# Problem statement:
Copy all lines below containing "还是常规止损".
━━━━━━━━━━━━━━━━
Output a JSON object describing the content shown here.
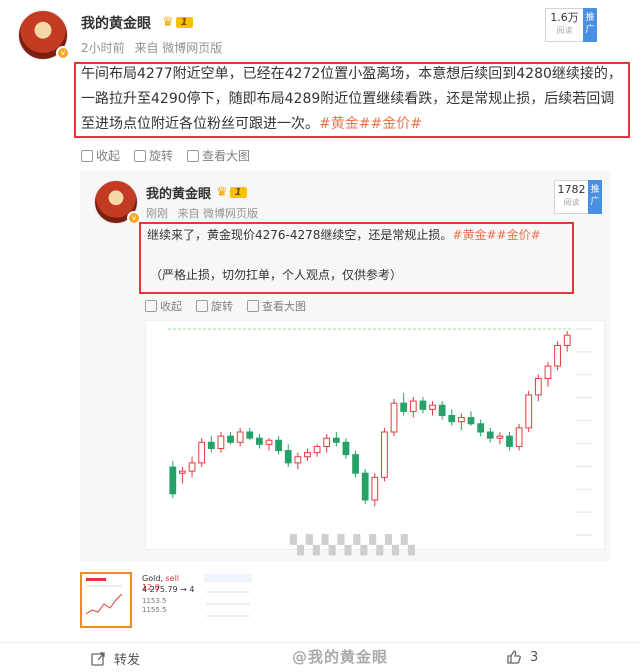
{
  "post": {
    "author": "我的黄金眼",
    "level": "1",
    "time": "2小时前",
    "source": "来自 微博网页版",
    "views": "1.6万",
    "views_label": "阅读",
    "promote": "推广",
    "text_main": "午间布局4277附近空单，已经在4272位置小盈离场，本意想后续回到4280继续接的，一路拉升至4290停下，随即布局4289附近位置继续看跌，还是常规止损，后续若回调至进场点位附近各位粉丝可跟进一次。",
    "tags": "#黄金##金价#",
    "actions": {
      "collect": "收起",
      "rotate": "旋转",
      "view_large": "查看大图"
    }
  },
  "repost": {
    "author": "我的黄金眼",
    "level": "1",
    "time": "刚刚",
    "source": "来自 微博网页版",
    "views": "1782",
    "views_label": "阅读",
    "promote": "推广",
    "text_main": "继续来了，黄金现价4276-4278继续空，还是常规止损。",
    "tags": "#黄金##金价#",
    "text_note": "（严格止损，切勿扛单，个人观点，仅供参考）",
    "actions": {
      "collect": "收起",
      "rotate": "旋转",
      "view_large": "查看大图"
    }
  },
  "thumbs": {
    "gold_label": "Gold,",
    "sell_label": "sell 12.0",
    "price": "4 275.79 → 4",
    "line3": "1153.5",
    "line4": "1155.5"
  },
  "footer": {
    "repost": "转发",
    "watermark": "@我的黄金眼",
    "likes": "3"
  },
  "colors": {
    "accent_red": "#e8353b",
    "tag_orange": "#eb7350",
    "up_candle": "#e23b3b",
    "down_candle": "#26a269"
  },
  "chart_data": {
    "type": "candlestick",
    "candles": [
      [
        0.33,
        0.36,
        0.18,
        0.2
      ],
      [
        0.3,
        0.33,
        0.25,
        0.31
      ],
      [
        0.31,
        0.38,
        0.28,
        0.35
      ],
      [
        0.35,
        0.47,
        0.33,
        0.45
      ],
      [
        0.45,
        0.48,
        0.4,
        0.42
      ],
      [
        0.42,
        0.5,
        0.4,
        0.48
      ],
      [
        0.48,
        0.5,
        0.44,
        0.45
      ],
      [
        0.45,
        0.52,
        0.43,
        0.5
      ],
      [
        0.5,
        0.52,
        0.46,
        0.47
      ],
      [
        0.47,
        0.49,
        0.42,
        0.44
      ],
      [
        0.44,
        0.47,
        0.41,
        0.46
      ],
      [
        0.46,
        0.48,
        0.39,
        0.41
      ],
      [
        0.41,
        0.44,
        0.33,
        0.35
      ],
      [
        0.35,
        0.4,
        0.32,
        0.38
      ],
      [
        0.38,
        0.42,
        0.36,
        0.4
      ],
      [
        0.4,
        0.44,
        0.38,
        0.43
      ],
      [
        0.43,
        0.49,
        0.4,
        0.47
      ],
      [
        0.47,
        0.5,
        0.43,
        0.45
      ],
      [
        0.45,
        0.47,
        0.37,
        0.39
      ],
      [
        0.39,
        0.41,
        0.28,
        0.3
      ],
      [
        0.3,
        0.32,
        0.15,
        0.17
      ],
      [
        0.17,
        0.3,
        0.14,
        0.28
      ],
      [
        0.28,
        0.52,
        0.26,
        0.5
      ],
      [
        0.5,
        0.66,
        0.48,
        0.64
      ],
      [
        0.64,
        0.69,
        0.58,
        0.6
      ],
      [
        0.6,
        0.67,
        0.57,
        0.65
      ],
      [
        0.65,
        0.67,
        0.59,
        0.61
      ],
      [
        0.61,
        0.65,
        0.58,
        0.63
      ],
      [
        0.63,
        0.65,
        0.56,
        0.58
      ],
      [
        0.58,
        0.61,
        0.53,
        0.55
      ],
      [
        0.55,
        0.59,
        0.51,
        0.57
      ],
      [
        0.57,
        0.6,
        0.53,
        0.54
      ],
      [
        0.54,
        0.56,
        0.48,
        0.5
      ],
      [
        0.5,
        0.52,
        0.45,
        0.47
      ],
      [
        0.47,
        0.5,
        0.44,
        0.48
      ],
      [
        0.48,
        0.5,
        0.41,
        0.43
      ],
      [
        0.43,
        0.54,
        0.41,
        0.52
      ],
      [
        0.52,
        0.7,
        0.5,
        0.68
      ],
      [
        0.68,
        0.78,
        0.65,
        0.76
      ],
      [
        0.76,
        0.84,
        0.72,
        0.82
      ],
      [
        0.82,
        0.94,
        0.8,
        0.92
      ],
      [
        0.92,
        0.99,
        0.89,
        0.97
      ]
    ]
  }
}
━━━━━━━━━━━━━━━━
# Result of the task:
    "text_main": "午间布局4277附近空单，已经在4272位置小盈离场，本意想后续回到4280继续接的，一路拉升至4290停下，随即布局4289附近位置继续看跌，还是常规止损，后续若回调至进场点位附近各位粉丝可跟进一次。",
    "text_main": "继续来了，黄金现价4276-4278继续空，还是常规止损。",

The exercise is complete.